Challenge: Every record here should be printed again exactly.

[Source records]
━━━━━━━━━━━━━━━━

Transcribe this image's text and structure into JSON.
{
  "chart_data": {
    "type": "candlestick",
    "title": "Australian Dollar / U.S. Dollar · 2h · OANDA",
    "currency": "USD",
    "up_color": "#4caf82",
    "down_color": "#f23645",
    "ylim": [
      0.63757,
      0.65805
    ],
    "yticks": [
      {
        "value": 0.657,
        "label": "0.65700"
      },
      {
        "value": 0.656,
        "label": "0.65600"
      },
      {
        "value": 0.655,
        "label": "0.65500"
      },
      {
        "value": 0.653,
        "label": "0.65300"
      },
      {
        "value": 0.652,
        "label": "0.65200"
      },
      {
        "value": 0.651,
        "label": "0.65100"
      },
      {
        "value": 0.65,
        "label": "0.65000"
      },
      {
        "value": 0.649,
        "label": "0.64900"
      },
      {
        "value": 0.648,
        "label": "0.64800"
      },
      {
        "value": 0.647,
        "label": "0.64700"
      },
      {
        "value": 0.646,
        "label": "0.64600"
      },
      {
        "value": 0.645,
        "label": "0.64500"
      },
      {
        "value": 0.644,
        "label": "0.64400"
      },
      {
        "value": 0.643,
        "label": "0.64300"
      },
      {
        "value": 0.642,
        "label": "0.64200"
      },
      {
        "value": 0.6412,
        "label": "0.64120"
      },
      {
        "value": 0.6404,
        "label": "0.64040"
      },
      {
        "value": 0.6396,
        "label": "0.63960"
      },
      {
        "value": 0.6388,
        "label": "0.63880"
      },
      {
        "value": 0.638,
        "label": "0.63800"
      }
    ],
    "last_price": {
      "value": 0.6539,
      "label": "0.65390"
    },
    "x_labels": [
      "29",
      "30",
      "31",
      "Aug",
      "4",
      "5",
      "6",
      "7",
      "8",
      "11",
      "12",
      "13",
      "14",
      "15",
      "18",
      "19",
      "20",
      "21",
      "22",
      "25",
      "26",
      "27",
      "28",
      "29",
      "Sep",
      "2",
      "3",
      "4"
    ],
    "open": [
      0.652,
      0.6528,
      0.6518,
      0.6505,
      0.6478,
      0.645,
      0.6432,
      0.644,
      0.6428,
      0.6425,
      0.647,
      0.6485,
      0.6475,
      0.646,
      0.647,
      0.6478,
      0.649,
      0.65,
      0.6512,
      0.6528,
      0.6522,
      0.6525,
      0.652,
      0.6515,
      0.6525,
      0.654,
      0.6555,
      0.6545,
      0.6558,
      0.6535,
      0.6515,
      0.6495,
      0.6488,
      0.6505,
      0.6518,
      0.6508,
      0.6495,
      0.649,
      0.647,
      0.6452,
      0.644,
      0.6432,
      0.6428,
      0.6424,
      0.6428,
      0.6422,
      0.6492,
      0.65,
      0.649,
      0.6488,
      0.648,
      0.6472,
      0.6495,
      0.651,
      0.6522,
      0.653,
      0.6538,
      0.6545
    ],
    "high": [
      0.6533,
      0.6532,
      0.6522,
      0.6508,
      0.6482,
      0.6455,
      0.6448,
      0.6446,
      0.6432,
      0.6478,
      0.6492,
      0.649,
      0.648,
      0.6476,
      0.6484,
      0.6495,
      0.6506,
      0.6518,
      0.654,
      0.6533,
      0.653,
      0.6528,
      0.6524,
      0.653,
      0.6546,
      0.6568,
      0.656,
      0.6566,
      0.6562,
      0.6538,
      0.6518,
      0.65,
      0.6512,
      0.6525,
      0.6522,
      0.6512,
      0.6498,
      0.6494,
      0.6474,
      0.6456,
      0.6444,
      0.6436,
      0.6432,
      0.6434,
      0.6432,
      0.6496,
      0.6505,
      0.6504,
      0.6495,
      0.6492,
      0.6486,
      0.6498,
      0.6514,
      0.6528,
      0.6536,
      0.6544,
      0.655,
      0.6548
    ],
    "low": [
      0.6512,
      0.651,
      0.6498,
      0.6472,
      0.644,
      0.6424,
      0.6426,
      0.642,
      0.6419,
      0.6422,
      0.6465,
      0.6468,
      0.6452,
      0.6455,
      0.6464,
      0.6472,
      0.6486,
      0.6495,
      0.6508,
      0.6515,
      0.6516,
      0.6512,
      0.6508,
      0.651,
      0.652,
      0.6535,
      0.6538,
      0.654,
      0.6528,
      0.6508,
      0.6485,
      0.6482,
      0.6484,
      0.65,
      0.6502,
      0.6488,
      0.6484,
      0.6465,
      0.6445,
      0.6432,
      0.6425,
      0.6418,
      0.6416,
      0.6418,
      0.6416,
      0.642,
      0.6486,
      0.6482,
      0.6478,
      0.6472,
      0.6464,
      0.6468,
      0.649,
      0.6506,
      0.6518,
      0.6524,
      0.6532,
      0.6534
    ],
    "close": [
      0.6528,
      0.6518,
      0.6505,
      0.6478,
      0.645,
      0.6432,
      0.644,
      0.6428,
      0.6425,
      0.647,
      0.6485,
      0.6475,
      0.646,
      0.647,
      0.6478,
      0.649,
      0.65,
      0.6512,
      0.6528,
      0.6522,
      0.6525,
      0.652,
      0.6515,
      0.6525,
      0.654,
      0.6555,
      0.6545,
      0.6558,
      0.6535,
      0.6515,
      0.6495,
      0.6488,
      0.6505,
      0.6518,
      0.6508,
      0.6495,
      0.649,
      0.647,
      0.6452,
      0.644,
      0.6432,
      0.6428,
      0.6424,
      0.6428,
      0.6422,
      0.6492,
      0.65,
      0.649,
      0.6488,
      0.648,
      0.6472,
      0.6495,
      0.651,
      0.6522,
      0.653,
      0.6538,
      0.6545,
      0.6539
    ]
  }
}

━━━━━━━━━━━━━━━━

Completed exercise:
Transcribe this image's text and structure into JSON.
{
  "chart_data": {
    "type": "candlestick",
    "title": "Australian Dollar / U.S. Dollar · 2h · OANDA",
    "currency": "USD",
    "up_color": "#4caf82",
    "down_color": "#f23645",
    "ylim": [
      0.63757,
      0.65805
    ],
    "yticks": [
      {
        "value": 0.657,
        "label": "0.65700"
      },
      {
        "value": 0.656,
        "label": "0.65600"
      },
      {
        "value": 0.655,
        "label": "0.65500"
      },
      {
        "value": 0.653,
        "label": "0.65300"
      },
      {
        "value": 0.652,
        "label": "0.65200"
      },
      {
        "value": 0.651,
        "label": "0.65100"
      },
      {
        "value": 0.65,
        "label": "0.65000"
      },
      {
        "value": 0.649,
        "label": "0.64900"
      },
      {
        "value": 0.648,
        "label": "0.64800"
      },
      {
        "value": 0.647,
        "label": "0.64700"
      },
      {
        "value": 0.646,
        "label": "0.64600"
      },
      {
        "value": 0.645,
        "label": "0.64500"
      },
      {
        "value": 0.644,
        "label": "0.64400"
      },
      {
        "value": 0.643,
        "label": "0.64300"
      },
      {
        "value": 0.642,
        "label": "0.64200"
      },
      {
        "value": 0.6412,
        "label": "0.64120"
      },
      {
        "value": 0.6404,
        "label": "0.64040"
      },
      {
        "value": 0.6396,
        "label": "0.63960"
      },
      {
        "value": 0.6388,
        "label": "0.63880"
      },
      {
        "value": 0.638,
        "label": "0.63800"
      }
    ],
    "last_price": {
      "value": 0.6539,
      "label": "0.65390"
    },
    "x_labels": [
      "29",
      "30",
      "31",
      "Aug",
      "4",
      "5",
      "6",
      "7",
      "8",
      "11",
      "12",
      "13",
      "14",
      "15",
      "18",
      "19",
      "20",
      "21",
      "22",
      "25",
      "26",
      "27",
      "28",
      "29",
      "Sep",
      "2",
      "3",
      "4"
    ],
    "open": [
      0.652,
      0.6528,
      0.6518,
      0.6505,
      0.6478,
      0.645,
      0.6432,
      0.644,
      0.6428,
      0.6425,
      0.647,
      0.6485,
      0.6475,
      0.646,
      0.647,
      0.6478,
      0.649,
      0.65,
      0.6512,
      0.6528,
      0.6522,
      0.6525,
      0.652,
      0.6515,
      0.6525,
      0.654,
      0.6555,
      0.6545,
      0.6558,
      0.6535,
      0.6515,
      0.6495,
      0.6488,
      0.6505,
      0.6518,
      0.6508,
      0.6495,
      0.649,
      0.647,
      0.6452,
      0.644,
      0.6432,
      0.6428,
      0.6424,
      0.6428,
      0.6422,
      0.6492,
      0.65,
      0.649,
      0.6488,
      0.648,
      0.6472,
      0.6495,
      0.651,
      0.6522,
      0.653,
      0.6538,
      0.6545
    ],
    "high": [
      0.6533,
      0.6532,
      0.6522,
      0.6508,
      0.6482,
      0.6455,
      0.6448,
      0.6446,
      0.6432,
      0.6478,
      0.6492,
      0.649,
      0.648,
      0.6476,
      0.6484,
      0.6495,
      0.6506,
      0.6518,
      0.654,
      0.6533,
      0.653,
      0.6528,
      0.6524,
      0.653,
      0.6546,
      0.6568,
      0.656,
      0.6566,
      0.6562,
      0.6538,
      0.6518,
      0.65,
      0.6512,
      0.6525,
      0.6522,
      0.6512,
      0.6498,
      0.6494,
      0.6474,
      0.6456,
      0.6444,
      0.6436,
      0.6432,
      0.6434,
      0.6432,
      0.6496,
      0.6505,
      0.6504,
      0.6495,
      0.6492,
      0.6486,
      0.6498,
      0.6514,
      0.6528,
      0.6536,
      0.6544,
      0.655,
      0.6548
    ],
    "low": [
      0.6512,
      0.651,
      0.6498,
      0.6472,
      0.644,
      0.6424,
      0.6426,
      0.642,
      0.6419,
      0.6422,
      0.6465,
      0.6468,
      0.6452,
      0.6455,
      0.6464,
      0.6472,
      0.6486,
      0.6495,
      0.6508,
      0.6515,
      0.6516,
      0.6512,
      0.6508,
      0.651,
      0.652,
      0.6535,
      0.6538,
      0.654,
      0.6528,
      0.6508,
      0.6485,
      0.6482,
      0.6484,
      0.65,
      0.6502,
      0.6488,
      0.6484,
      0.6465,
      0.6445,
      0.6432,
      0.6425,
      0.6418,
      0.6416,
      0.6418,
      0.6416,
      0.642,
      0.6486,
      0.6482,
      0.6478,
      0.6472,
      0.6464,
      0.6468,
      0.649,
      0.6506,
      0.6518,
      0.6524,
      0.6532,
      0.6534
    ],
    "close": [
      0.6528,
      0.6518,
      0.6505,
      0.6478,
      0.645,
      0.6432,
      0.644,
      0.6428,
      0.6425,
      0.647,
      0.6485,
      0.6475,
      0.646,
      0.647,
      0.6478,
      0.649,
      0.65,
      0.6512,
      0.6528,
      0.6522,
      0.6525,
      0.652,
      0.6515,
      0.6525,
      0.654,
      0.6555,
      0.6545,
      0.6558,
      0.6535,
      0.6515,
      0.6495,
      0.6488,
      0.6505,
      0.6518,
      0.6508,
      0.6495,
      0.649,
      0.647,
      0.6452,
      0.644,
      0.6432,
      0.6428,
      0.6424,
      0.6428,
      0.6422,
      0.6492,
      0.65,
      0.649,
      0.6488,
      0.648,
      0.6472,
      0.6495,
      0.651,
      0.6522,
      0.653,
      0.6538,
      0.6545,
      0.6539
    ]
  }
}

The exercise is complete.